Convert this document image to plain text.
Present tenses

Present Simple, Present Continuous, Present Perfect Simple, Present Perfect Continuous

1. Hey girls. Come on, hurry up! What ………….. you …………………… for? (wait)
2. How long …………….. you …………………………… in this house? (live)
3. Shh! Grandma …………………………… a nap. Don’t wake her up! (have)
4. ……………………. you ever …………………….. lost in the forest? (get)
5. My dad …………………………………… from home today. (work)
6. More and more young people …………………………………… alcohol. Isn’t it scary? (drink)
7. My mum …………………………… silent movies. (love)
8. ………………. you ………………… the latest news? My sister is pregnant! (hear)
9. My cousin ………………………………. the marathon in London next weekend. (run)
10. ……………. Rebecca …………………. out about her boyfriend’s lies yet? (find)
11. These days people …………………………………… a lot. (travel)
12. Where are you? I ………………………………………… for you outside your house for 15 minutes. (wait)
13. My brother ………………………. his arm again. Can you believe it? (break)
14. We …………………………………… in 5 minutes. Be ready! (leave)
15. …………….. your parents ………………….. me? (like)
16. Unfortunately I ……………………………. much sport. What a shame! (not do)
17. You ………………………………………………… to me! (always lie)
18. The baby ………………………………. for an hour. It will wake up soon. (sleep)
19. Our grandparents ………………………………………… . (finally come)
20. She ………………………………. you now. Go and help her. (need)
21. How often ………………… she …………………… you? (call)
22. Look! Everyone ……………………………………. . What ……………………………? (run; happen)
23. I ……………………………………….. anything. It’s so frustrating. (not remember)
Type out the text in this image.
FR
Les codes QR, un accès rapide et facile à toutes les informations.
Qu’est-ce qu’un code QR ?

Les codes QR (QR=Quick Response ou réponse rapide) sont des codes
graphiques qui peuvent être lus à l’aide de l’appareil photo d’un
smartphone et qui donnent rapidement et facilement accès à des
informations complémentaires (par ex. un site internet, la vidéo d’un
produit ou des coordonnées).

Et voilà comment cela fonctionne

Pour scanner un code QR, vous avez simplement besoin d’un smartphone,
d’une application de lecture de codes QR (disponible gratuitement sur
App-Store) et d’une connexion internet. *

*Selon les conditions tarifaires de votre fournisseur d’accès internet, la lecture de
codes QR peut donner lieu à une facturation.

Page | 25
= = = = =
- **Task prompt**:
Gather all lines with the string "text" from the data.

- **Solution for this task**:
Convert this document image to plain text.
Type out the text in this image.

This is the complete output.